>>>>>

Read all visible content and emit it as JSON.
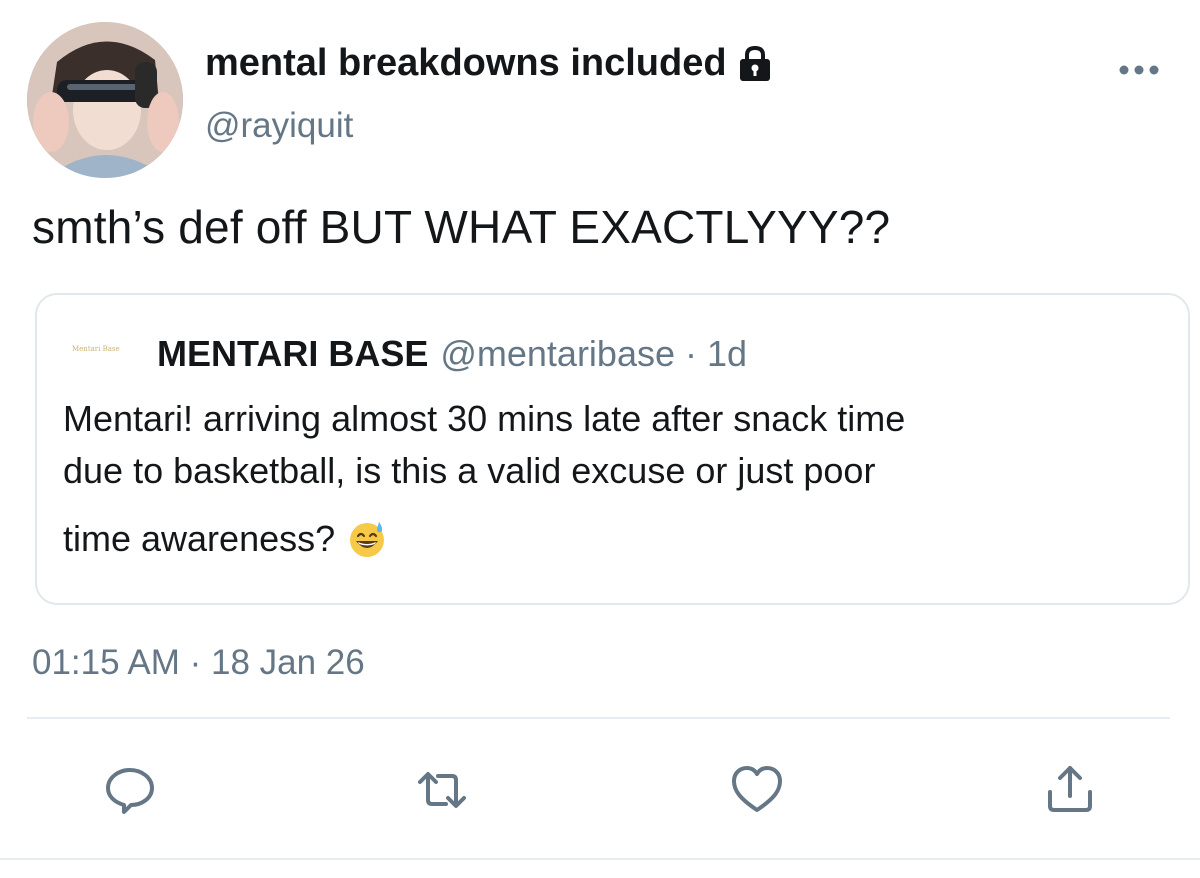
{
  "author": {
    "display_name": "mental breakdowns included",
    "handle": "@rayiquit",
    "protected": true
  },
  "tweet": {
    "text": "smth’s def off BUT WHAT EXACTLYYY??",
    "timestamp": "01:15 AM · 18 Jan 26"
  },
  "quoted_tweet": {
    "avatar_text": "Mentari Base",
    "display_name": "MENTARI BASE",
    "meta": "@mentaribase · 1d",
    "lines": [
      "Mentari! arriving almost 30 mins late after snack time",
      "due to basketball, is this a valid excuse or just poor",
      "time awareness?"
    ],
    "emoji": "grinning-face-with-sweat"
  },
  "actions": [
    "reply-icon",
    "retweet-icon",
    "like-icon",
    "share-icon"
  ],
  "colors": {
    "text_primary": "#14171a",
    "text_secondary": "#657786",
    "border": "#e1e8ed"
  }
}
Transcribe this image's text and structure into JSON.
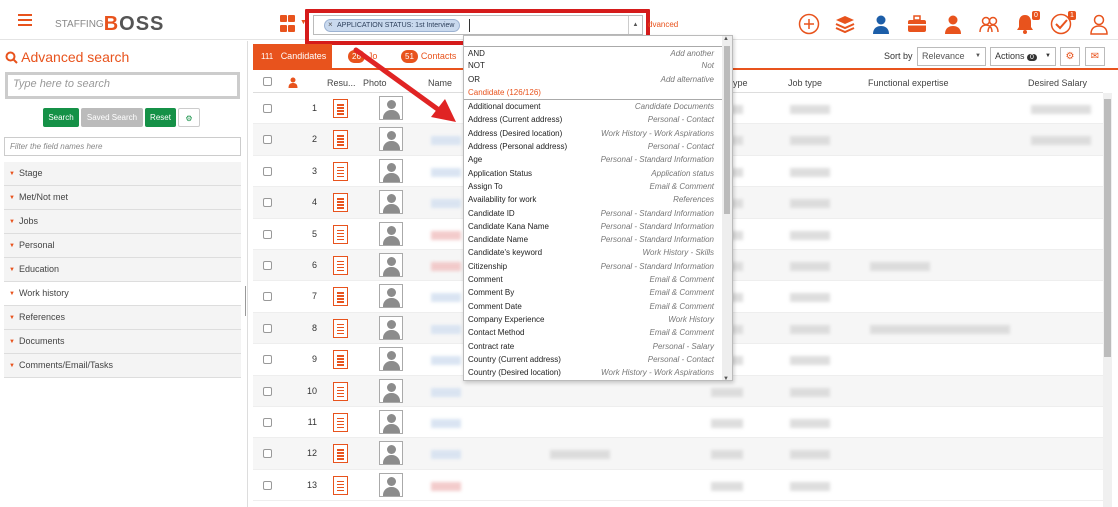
{
  "header": {
    "logo_prefix": "STAFFING",
    "logo_b": "B",
    "logo_rest": "OSS",
    "query_chip": "APPLICATION STATUS: 1st Interview",
    "advanced_link": "dvanced",
    "notif_badge": "0",
    "tasks_badge": "1"
  },
  "left": {
    "title": "Advanced search",
    "search_placeholder": "Type here to search",
    "buttons": {
      "search": "Search",
      "saved": "Saved Search",
      "reset": "Reset"
    },
    "filter_placeholder": "Filter the field names here",
    "facets": [
      "Stage",
      "Met/Not met",
      "Jobs",
      "Personal",
      "Education",
      "Work history",
      "References",
      "Documents",
      "Comments/Email/Tasks"
    ]
  },
  "tabs": [
    {
      "count": "111",
      "label": "Candidates"
    },
    {
      "count": "26",
      "label": "Jo"
    },
    {
      "count": "51",
      "label": "Contacts"
    }
  ],
  "toolbar": {
    "sort_label": "Sort by",
    "sort_value": "Relevance",
    "actions_label": "Actions",
    "actions_count": "0"
  },
  "table": {
    "headers": [
      "Resu...",
      "Photo",
      "Name",
      "ype",
      "Job type",
      "Functional expertise",
      "Desired Salary"
    ],
    "rows": [
      "1",
      "2",
      "3",
      "4",
      "5",
      "6",
      "7",
      "8",
      "9",
      "10",
      "11",
      "12",
      "13"
    ]
  },
  "dropdown": {
    "top_items": [
      {
        "name": "AND",
        "cat": "Add another"
      },
      {
        "name": "NOT",
        "cat": "Not"
      },
      {
        "name": "OR",
        "cat": "Add alternative"
      }
    ],
    "section": "Candidate (126/126)",
    "items": [
      {
        "name": "Additional document",
        "cat": "Candidate Documents"
      },
      {
        "name": "Address (Current address)",
        "cat": "Personal - Contact"
      },
      {
        "name": "Address (Desired location)",
        "cat": "Work History - Work Aspirations"
      },
      {
        "name": "Address (Personal address)",
        "cat": "Personal - Contact"
      },
      {
        "name": "Age",
        "cat": "Personal - Standard Information"
      },
      {
        "name": "Application Status",
        "cat": "Application status"
      },
      {
        "name": "Assign To",
        "cat": "Email & Comment"
      },
      {
        "name": "Availability for work",
        "cat": "References"
      },
      {
        "name": "Candidate ID",
        "cat": "Personal - Standard Information"
      },
      {
        "name": "Candidate Kana Name",
        "cat": "Personal - Standard Information"
      },
      {
        "name": "Candidate Name",
        "cat": "Personal - Standard Information"
      },
      {
        "name": "Candidate's keyword",
        "cat": "Work History - Skills"
      },
      {
        "name": "Citizenship",
        "cat": "Personal - Standard Information"
      },
      {
        "name": "Comment",
        "cat": "Email & Comment"
      },
      {
        "name": "Comment By",
        "cat": "Email & Comment"
      },
      {
        "name": "Comment Date",
        "cat": "Email & Comment"
      },
      {
        "name": "Company Experience",
        "cat": "Work History"
      },
      {
        "name": "Contact Method",
        "cat": "Email & Comment"
      },
      {
        "name": "Contract rate",
        "cat": "Personal - Salary"
      },
      {
        "name": "Country (Current address)",
        "cat": "Personal - Contact"
      },
      {
        "name": "Country (Desired location)",
        "cat": "Work History - Work Aspirations"
      }
    ]
  },
  "colors": {
    "accent": "#e8531d",
    "highlight": "#d51b1b",
    "button_green": "#159147"
  }
}
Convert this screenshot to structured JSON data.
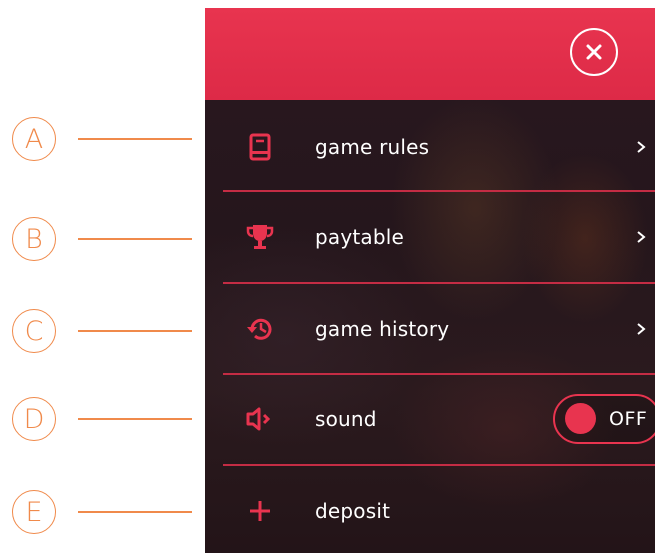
{
  "callouts": [
    "A",
    "B",
    "C",
    "D",
    "E"
  ],
  "menu": {
    "items": [
      {
        "label": "game rules",
        "icon": "book-icon",
        "has_chevron": true
      },
      {
        "label": "paytable",
        "icon": "trophy-icon",
        "has_chevron": true
      },
      {
        "label": "game history",
        "icon": "history-clock-icon",
        "has_chevron": true
      },
      {
        "label": "sound",
        "icon": "speaker-icon",
        "toggle": "OFF"
      },
      {
        "label": "deposit",
        "icon": "plus-icon"
      }
    ]
  },
  "colors": {
    "accent": "#e8344f",
    "callout": "#f08a4b",
    "panel_bg": "#25161c"
  }
}
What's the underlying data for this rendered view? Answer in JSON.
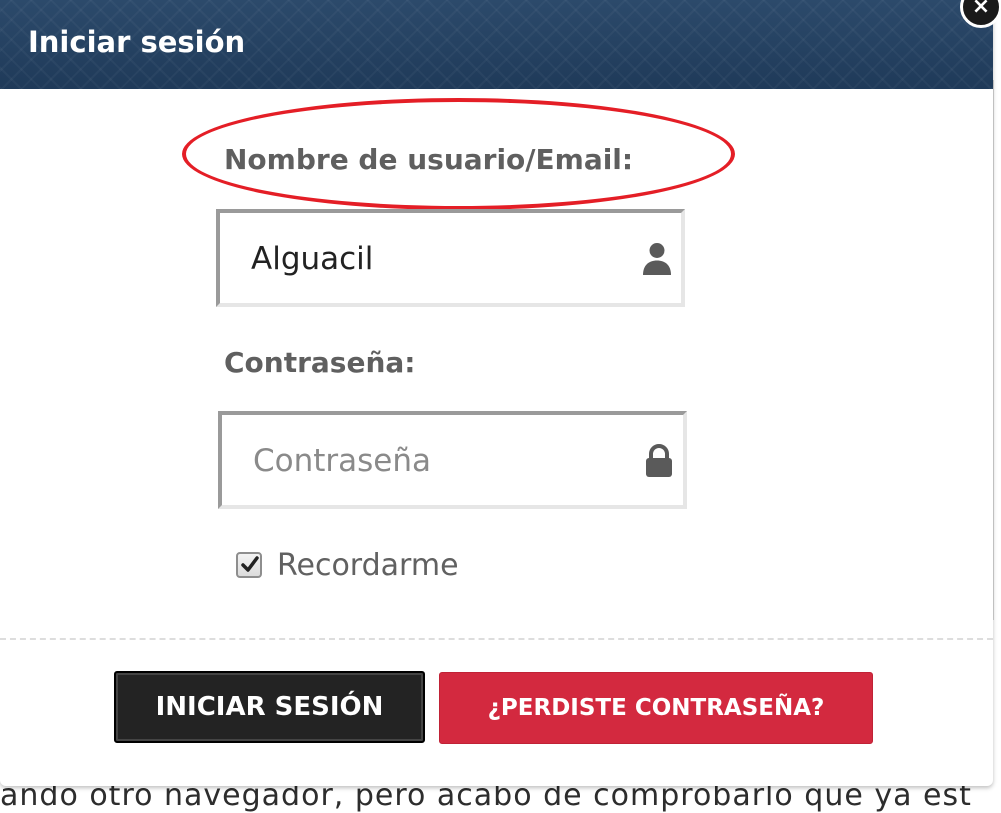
{
  "background": {
    "peek_text": "ando otro navegador, pero acabo de comprobarlo que ya est"
  },
  "modal": {
    "title": "Iniciar sesión",
    "close_label": "×"
  },
  "form": {
    "username": {
      "label": "Nombre de usuario/Email:",
      "value": "Alguacil",
      "icon": "user-icon"
    },
    "password": {
      "label": "Contraseña:",
      "placeholder": "Contraseña",
      "icon": "lock-icon"
    },
    "remember": {
      "label": "Recordarme",
      "checked": true
    }
  },
  "buttons": {
    "login_label": "INICIAR SESIÓN",
    "lost_password_label": "¿PERDISTE CONTRASEÑA?"
  },
  "colors": {
    "header": "#1f3a59",
    "login_button": "#232323",
    "lost_button": "#d3293f",
    "highlight": "#e41e26",
    "label_text": "#5f5f5f"
  }
}
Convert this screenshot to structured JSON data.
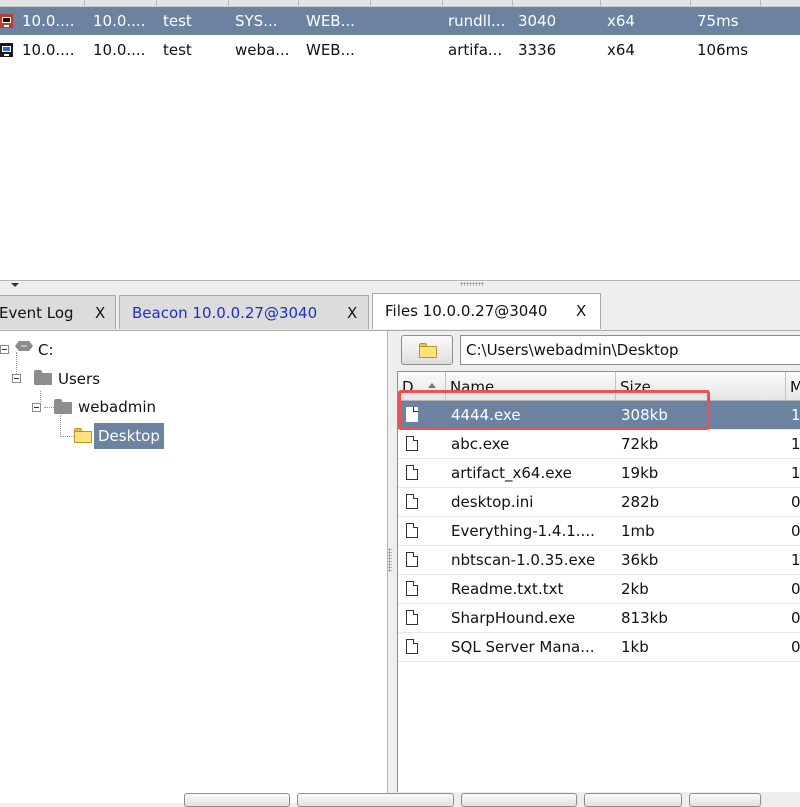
{
  "beacons": {
    "rows": [
      {
        "external": "10.0....",
        "internal": "10.0....",
        "user": "test",
        "computer": "SYS...",
        "host": "WEB...",
        "process": "rundll...",
        "pid": "3040",
        "arch": "x64",
        "last": "75ms",
        "selected": true
      },
      {
        "external": "10.0....",
        "internal": "10.0....",
        "user": "test",
        "computer": "weba...",
        "host": "WEB...",
        "process": "artifa...",
        "pid": "3336",
        "arch": "x64",
        "last": "106ms",
        "selected": false
      }
    ]
  },
  "tabs": [
    {
      "label": "Event Log",
      "close": "X"
    },
    {
      "label": "Beacon 10.0.0.27@3040",
      "close": "X"
    },
    {
      "label": "Files 10.0.0.27@3040",
      "close": "X",
      "active": true
    }
  ],
  "tree": {
    "drive": "C:",
    "users": "Users",
    "webadmin": "webadmin",
    "desktop": "Desktop"
  },
  "files": {
    "path": "C:\\Users\\webadmin\\Desktop",
    "columns": {
      "d": "D",
      "name": "Name",
      "size": "Size",
      "modified": "M"
    },
    "rows": [
      {
        "name": "4444.exe",
        "size": "308kb",
        "mod": "1",
        "selected": true
      },
      {
        "name": "abc.exe",
        "size": "72kb",
        "mod": "1"
      },
      {
        "name": "artifact_x64.exe",
        "size": "19kb",
        "mod": "1"
      },
      {
        "name": "desktop.ini",
        "size": "282b",
        "mod": "0"
      },
      {
        "name": "Everything-1.4.1....",
        "size": "1mb",
        "mod": "0"
      },
      {
        "name": "nbtscan-1.0.35.exe",
        "size": "36kb",
        "mod": "1"
      },
      {
        "name": "Readme.txt.txt",
        "size": "2kb",
        "mod": "0"
      },
      {
        "name": "SharpHound.exe",
        "size": "813kb",
        "mod": "0"
      },
      {
        "name": "SQL Server Mana...",
        "size": "1kb",
        "mod": "0"
      }
    ]
  },
  "colors": {
    "selection": "#6b83a1",
    "highlight": "#ec5050",
    "tab_blue": "#1f2fb8"
  }
}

<<<<<

TASK STATEMENT >>
Locate the lines above that contain "Documents" and copy them.

EXERCISE ANSWER >>
      "Documents",
        "cat": "Candidate Documents"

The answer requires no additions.